**Recorded information**
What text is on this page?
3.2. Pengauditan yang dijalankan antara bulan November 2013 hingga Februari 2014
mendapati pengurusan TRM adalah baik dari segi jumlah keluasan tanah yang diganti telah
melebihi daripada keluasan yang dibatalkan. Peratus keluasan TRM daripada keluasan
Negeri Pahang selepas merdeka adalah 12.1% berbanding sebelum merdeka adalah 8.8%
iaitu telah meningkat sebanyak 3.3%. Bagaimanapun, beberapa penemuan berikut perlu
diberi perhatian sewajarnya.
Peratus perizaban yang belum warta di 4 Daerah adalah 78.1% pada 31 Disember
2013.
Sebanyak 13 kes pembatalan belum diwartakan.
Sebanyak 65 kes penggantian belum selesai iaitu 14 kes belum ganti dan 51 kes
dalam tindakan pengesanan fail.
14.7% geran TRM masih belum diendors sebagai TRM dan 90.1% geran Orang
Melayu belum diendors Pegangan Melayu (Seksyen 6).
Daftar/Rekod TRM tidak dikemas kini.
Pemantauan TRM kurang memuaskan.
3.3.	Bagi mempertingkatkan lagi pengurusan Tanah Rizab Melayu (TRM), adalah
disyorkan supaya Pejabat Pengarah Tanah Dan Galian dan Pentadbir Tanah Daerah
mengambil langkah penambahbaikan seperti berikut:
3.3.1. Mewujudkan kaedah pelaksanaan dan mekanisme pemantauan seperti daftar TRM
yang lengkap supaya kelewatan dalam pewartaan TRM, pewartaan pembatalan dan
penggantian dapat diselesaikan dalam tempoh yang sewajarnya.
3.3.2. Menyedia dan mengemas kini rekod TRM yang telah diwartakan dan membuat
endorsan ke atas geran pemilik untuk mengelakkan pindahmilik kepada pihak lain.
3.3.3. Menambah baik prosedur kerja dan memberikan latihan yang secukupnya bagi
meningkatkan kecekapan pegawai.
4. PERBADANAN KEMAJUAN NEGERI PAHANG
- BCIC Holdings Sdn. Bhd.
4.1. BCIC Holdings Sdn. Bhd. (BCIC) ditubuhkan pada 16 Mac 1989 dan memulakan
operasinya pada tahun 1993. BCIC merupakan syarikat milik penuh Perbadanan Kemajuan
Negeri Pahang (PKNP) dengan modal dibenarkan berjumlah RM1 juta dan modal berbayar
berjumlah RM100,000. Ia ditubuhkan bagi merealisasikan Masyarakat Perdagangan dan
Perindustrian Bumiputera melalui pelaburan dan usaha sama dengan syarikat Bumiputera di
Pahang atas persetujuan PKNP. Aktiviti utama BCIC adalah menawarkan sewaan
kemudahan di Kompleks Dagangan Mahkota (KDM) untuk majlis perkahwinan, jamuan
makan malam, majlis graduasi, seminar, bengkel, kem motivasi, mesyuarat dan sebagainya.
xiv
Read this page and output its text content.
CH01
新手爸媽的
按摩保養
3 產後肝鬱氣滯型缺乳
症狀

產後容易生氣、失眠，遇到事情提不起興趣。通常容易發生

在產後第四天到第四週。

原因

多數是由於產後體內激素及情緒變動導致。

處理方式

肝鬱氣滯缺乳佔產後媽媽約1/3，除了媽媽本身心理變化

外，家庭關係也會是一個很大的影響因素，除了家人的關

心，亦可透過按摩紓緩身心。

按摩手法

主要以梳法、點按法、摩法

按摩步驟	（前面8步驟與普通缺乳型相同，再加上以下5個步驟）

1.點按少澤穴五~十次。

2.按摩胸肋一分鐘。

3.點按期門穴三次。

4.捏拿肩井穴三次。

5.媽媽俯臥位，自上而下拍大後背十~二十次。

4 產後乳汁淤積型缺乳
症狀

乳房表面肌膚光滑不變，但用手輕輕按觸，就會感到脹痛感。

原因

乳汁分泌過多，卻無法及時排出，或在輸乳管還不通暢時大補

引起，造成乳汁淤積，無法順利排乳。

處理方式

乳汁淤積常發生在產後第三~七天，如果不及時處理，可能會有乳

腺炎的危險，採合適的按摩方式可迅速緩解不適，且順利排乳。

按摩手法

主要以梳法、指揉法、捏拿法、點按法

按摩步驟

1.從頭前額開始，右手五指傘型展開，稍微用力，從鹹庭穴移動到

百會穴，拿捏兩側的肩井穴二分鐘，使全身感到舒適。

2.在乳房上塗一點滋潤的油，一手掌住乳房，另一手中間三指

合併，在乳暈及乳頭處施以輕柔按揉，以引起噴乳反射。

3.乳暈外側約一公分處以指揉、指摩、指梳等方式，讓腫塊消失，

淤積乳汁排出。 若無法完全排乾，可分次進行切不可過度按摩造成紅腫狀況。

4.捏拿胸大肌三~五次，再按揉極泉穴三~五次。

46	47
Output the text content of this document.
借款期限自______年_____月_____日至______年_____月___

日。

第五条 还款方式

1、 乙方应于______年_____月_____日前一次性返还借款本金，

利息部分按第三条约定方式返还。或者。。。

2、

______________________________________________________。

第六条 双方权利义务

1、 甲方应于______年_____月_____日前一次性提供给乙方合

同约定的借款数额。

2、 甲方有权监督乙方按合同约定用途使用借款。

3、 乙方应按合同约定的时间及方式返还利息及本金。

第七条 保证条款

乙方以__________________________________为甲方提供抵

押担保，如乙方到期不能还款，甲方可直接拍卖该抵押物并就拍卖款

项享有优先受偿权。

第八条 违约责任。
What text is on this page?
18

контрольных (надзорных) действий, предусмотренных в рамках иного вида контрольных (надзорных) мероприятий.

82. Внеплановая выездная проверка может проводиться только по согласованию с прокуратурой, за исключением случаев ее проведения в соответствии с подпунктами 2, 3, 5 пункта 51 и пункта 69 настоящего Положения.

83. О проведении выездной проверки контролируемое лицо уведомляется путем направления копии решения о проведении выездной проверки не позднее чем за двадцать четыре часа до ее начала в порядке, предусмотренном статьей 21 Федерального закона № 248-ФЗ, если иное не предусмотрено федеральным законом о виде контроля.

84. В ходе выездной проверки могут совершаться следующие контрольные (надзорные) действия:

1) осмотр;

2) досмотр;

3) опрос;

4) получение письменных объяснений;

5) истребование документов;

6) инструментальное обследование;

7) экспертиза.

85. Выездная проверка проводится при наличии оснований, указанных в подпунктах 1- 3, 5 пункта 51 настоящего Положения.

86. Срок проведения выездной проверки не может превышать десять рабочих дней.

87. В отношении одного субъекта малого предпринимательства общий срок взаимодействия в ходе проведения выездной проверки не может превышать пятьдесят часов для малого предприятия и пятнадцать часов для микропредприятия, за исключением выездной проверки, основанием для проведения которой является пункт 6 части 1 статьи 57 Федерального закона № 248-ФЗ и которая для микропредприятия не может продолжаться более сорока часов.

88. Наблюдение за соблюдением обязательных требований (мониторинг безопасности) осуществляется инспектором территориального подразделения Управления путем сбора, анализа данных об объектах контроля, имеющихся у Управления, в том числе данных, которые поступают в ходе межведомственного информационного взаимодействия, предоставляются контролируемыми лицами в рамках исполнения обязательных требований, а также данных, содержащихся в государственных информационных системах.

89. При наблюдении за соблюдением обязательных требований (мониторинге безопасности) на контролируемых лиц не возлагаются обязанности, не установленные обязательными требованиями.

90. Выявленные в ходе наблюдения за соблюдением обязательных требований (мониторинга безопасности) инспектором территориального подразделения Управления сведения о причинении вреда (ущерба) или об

**Your goal**
Each entry above is to be quoted exactly.

**Exercise response**
What text is on this page?
3.2. Pengauditan yang dijalankan antara bulan November 2013 hingga Februari 2014
mendapati pengurusan TRM adalah baik dari segi jumlah keluasan tanah yang diganti telah
melebihi daripada keluasan yang dibatalkan. Peratus keluasan TRM daripada keluasan
Negeri Pahang selepas merdeka adalah 12.1% berbanding sebelum merdeka adalah 8.8%
iaitu telah meningkat sebanyak 3.3%. Bagaimanapun, beberapa penemuan berikut perlu
diberi perhatian sewajarnya.
Peratus perizaban yang belum warta di 4 Daerah adalah 78.1% pada 31 Disember
2013.
Sebanyak 13 kes pembatalan belum diwartakan.
Sebanyak 65 kes penggantian belum selesai iaitu 14 kes belum ganti dan 51 kes
dalam tindakan pengesanan fail.
14.7% geran TRM masih belum diendors sebagai TRM dan 90.1% geran Orang
Melayu belum diendors Pegangan Melayu (Seksyen 6).
Daftar/Rekod TRM tidak dikemas kini.
Pemantauan TRM kurang memuaskan.
3.3.	Bagi mempertingkatkan lagi pengurusan Tanah Rizab Melayu (TRM), adalah
disyorkan supaya Pejabat Pengarah Tanah Dan Galian dan Pentadbir Tanah Daerah
mengambil langkah penambahbaikan seperti berikut:
3.3.1. Mewujudkan kaedah pelaksanaan dan mekanisme pemantauan seperti daftar TRM
yang lengkap supaya kelewatan dalam pewartaan TRM, pewartaan pembatalan dan
penggantian dapat diselesaikan dalam tempoh yang sewajarnya.
3.3.2. Menyedia dan mengemas kini rekod TRM yang telah diwartakan dan membuat
endorsan ke atas geran pemilik untuk mengelakkan pindahmilik kepada pihak lain.
3.3.3. Menambah baik prosedur kerja dan memberikan latihan yang secukupnya bagi
meningkatkan kecekapan pegawai.
4. PERBADANAN KEMAJUAN NEGERI PAHANG
- BCIC Holdings Sdn. Bhd.
4.1. BCIC Holdings Sdn. Bhd. (BCIC) ditubuhkan pada 16 Mac 1989 dan memulakan
operasinya pada tahun 1993. BCIC merupakan syarikat milik penuh Perbadanan Kemajuan
Negeri Pahang (PKNP) dengan modal dibenarkan berjumlah RM1 juta dan modal berbayar
berjumlah RM100,000. Ia ditubuhkan bagi merealisasikan Masyarakat Perdagangan dan
Perindustrian Bumiputera melalui pelaburan dan usaha sama dengan syarikat Bumiputera di
Pahang atas persetujuan PKNP. Aktiviti utama BCIC adalah menawarkan sewaan
kemudahan di Kompleks Dagangan Mahkota (KDM) untuk majlis perkahwinan, jamuan
makan malam, majlis graduasi, seminar, bengkel, kem motivasi, mesyuarat dan sebagainya.
xiv
Read this page and output its text content.
CH01
新手爸媽的
按摩保養
3 產後肝鬱氣滯型缺乳
症狀

產後容易生氣、失眠，遇到事情提不起興趣。通常容易發生

在產後第四天到第四週。

原因

多數是由於產後體內激素及情緒變動導致。

處理方式

肝鬱氣滯缺乳佔產後媽媽約1/3，除了媽媽本身心理變化

外，家庭關係也會是一個很大的影響因素，除了家人的關

心，亦可透過按摩紓緩身心。

按摩手法

主要以梳法、點按法、摩法

按摩步驟	（前面8步驟與普通缺乳型相同，再加上以下5個步驟）

1.點按少澤穴五~十次。

2.按摩胸肋一分鐘。

3.點按期門穴三次。

4.捏拿肩井穴三次。

5.媽媽俯臥位，自上而下拍大後背十~二十次。

4 產後乳汁淤積型缺乳
症狀

乳房表面肌膚光滑不變，但用手輕輕按觸，就會感到脹痛感。

原因

乳汁分泌過多，卻無法及時排出，或在輸乳管還不通暢時大補

引起，造成乳汁淤積，無法順利排乳。

處理方式

乳汁淤積常發生在產後第三~七天，如果不及時處理，可能會有乳

腺炎的危險，採合適的按摩方式可迅速緩解不適，且順利排乳。

按摩手法

主要以梳法、指揉法、捏拿法、點按法

按摩步驟

1.從頭前額開始，右手五指傘型展開，稍微用力，從鹹庭穴移動到

百會穴，拿捏兩側的肩井穴二分鐘，使全身感到舒適。

2.在乳房上塗一點滋潤的油，一手掌住乳房，另一手中間三指

合併，在乳暈及乳頭處施以輕柔按揉，以引起噴乳反射。

3.乳暈外側約一公分處以指揉、指摩、指梳等方式，讓腫塊消失，

淤積乳汁排出。 若無法完全排乾，可分次進行切不可過度按摩造成紅腫狀況。

4.捏拿胸大肌三~五次，再按揉極泉穴三~五次。

46	47
Output the text content of this document.
借款期限自______年_____月_____日至______年_____月___

日。

第五条 还款方式

1、 乙方应于______年_____月_____日前一次性返还借款本金，

利息部分按第三条约定方式返还。或者。。。

2、

______________________________________________________。

第六条 双方权利义务

1、 甲方应于______年_____月_____日前一次性提供给乙方合

同约定的借款数额。

2、 甲方有权监督乙方按合同约定用途使用借款。

3、 乙方应按合同约定的时间及方式返还利息及本金。

第七条 保证条款

乙方以__________________________________为甲方提供抵

押担保，如乙方到期不能还款，甲方可直接拍卖该抵押物并就拍卖款

项享有优先受偿权。

第八条 违约责任。
What text is on this page?
18

контрольных (надзорных) действий, предусмотренных в рамках иного вида контрольных (надзорных) мероприятий.

82. Внеплановая выездная проверка может проводиться только по согласованию с прокуратурой, за исключением случаев ее проведения в соответствии с подпунктами 2, 3, 5 пункта 51 и пункта 69 настоящего Положения.

83. О проведении выездной проверки контролируемое лицо уведомляется путем направления копии решения о проведении выездной проверки не позднее чем за двадцать четыре часа до ее начала в порядке, предусмотренном статьей 21 Федерального закона № 248-ФЗ, если иное не предусмотрено федеральным законом о виде контроля.

84. В ходе выездной проверки могут совершаться следующие контрольные (надзорные) действия:

1) осмотр;

2) досмотр;

3) опрос;

4) получение письменных объяснений;

5) истребование документов;

6) инструментальное обследование;

7) экспертиза.

85. Выездная проверка проводится при наличии оснований, указанных в подпунктах 1- 3, 5 пункта 51 настоящего Положения.

86. Срок проведения выездной проверки не может превышать десять рабочих дней.

87. В отношении одного субъекта малого предпринимательства общий срок взаимодействия в ходе проведения выездной проверки не может превышать пятьдесят часов для малого предприятия и пятнадцать часов для микропредприятия, за исключением выездной проверки, основанием для проведения которой является пункт 6 части 1 статьи 57 Федерального закона № 248-ФЗ и которая для микропредприятия не может продолжаться более сорока часов.

88. Наблюдение за соблюдением обязательных требований (мониторинг безопасности) осуществляется инспектором территориального подразделения Управления путем сбора, анализа данных об объектах контроля, имеющихся у Управления, в том числе данных, которые поступают в ходе межведомственного информационного взаимодействия, предоставляются контролируемыми лицами в рамках исполнения обязательных требований, а также данных, содержащихся в государственных информационных системах.

89. При наблюдении за соблюдением обязательных требований (мониторинге безопасности) на контролируемых лиц не возлагаются обязанности, не установленные обязательными требованиями.

90. Выявленные в ходе наблюдения за соблюдением обязательных требований (мониторинга безопасности) инспектором территориального подразделения Управления сведения о причинении вреда (ущерба) или об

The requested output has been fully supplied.